Instructions to follow: Your answer should be a single number: how many lines in the data below hold the string "living".

Dataset excerpts:
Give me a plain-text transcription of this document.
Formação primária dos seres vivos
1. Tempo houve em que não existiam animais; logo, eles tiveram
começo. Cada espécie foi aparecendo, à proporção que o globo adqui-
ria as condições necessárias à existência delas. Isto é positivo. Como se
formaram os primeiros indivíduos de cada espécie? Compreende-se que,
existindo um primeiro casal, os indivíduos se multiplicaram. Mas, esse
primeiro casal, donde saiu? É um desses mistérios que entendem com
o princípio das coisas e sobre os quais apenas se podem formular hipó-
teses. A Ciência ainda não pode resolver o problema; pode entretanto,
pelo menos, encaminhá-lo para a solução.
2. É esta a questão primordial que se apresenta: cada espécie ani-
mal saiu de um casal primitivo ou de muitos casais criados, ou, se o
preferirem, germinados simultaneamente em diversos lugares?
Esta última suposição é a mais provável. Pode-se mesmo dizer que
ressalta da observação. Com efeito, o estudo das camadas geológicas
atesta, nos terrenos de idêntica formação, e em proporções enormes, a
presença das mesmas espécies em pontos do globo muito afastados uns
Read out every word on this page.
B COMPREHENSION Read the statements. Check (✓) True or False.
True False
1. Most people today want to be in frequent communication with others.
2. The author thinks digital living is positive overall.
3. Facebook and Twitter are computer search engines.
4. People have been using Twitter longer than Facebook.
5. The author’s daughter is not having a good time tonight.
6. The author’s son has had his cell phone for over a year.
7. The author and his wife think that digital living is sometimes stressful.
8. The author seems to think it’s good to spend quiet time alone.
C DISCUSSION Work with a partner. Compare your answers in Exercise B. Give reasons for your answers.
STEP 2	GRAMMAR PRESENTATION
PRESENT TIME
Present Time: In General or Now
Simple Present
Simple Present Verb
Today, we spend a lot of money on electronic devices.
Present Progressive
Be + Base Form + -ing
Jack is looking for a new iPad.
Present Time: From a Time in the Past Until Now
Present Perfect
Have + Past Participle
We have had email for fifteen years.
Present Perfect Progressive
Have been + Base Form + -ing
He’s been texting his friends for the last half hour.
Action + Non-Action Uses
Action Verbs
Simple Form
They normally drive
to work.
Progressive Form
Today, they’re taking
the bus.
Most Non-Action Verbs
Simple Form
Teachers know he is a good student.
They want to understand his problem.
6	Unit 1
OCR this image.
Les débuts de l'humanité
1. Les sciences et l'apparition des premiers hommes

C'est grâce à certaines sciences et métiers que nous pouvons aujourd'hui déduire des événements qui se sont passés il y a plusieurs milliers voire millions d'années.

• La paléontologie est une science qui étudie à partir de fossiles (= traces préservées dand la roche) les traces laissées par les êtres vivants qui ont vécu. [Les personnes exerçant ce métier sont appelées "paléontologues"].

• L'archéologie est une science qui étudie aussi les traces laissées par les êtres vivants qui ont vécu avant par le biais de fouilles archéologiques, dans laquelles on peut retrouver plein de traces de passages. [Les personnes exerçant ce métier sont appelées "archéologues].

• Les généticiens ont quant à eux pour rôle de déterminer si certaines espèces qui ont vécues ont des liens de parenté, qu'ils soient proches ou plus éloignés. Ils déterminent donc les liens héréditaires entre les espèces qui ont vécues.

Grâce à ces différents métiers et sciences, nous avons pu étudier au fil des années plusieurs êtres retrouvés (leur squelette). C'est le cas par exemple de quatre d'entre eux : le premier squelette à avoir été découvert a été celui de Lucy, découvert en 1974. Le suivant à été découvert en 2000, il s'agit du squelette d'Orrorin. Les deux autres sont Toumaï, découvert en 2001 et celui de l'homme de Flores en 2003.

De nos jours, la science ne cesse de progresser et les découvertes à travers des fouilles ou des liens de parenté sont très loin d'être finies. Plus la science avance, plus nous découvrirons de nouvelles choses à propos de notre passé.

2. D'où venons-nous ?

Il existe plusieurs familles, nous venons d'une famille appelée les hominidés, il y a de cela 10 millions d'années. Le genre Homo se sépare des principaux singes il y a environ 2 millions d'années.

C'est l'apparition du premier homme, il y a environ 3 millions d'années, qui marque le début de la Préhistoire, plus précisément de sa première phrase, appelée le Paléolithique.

Reply: 2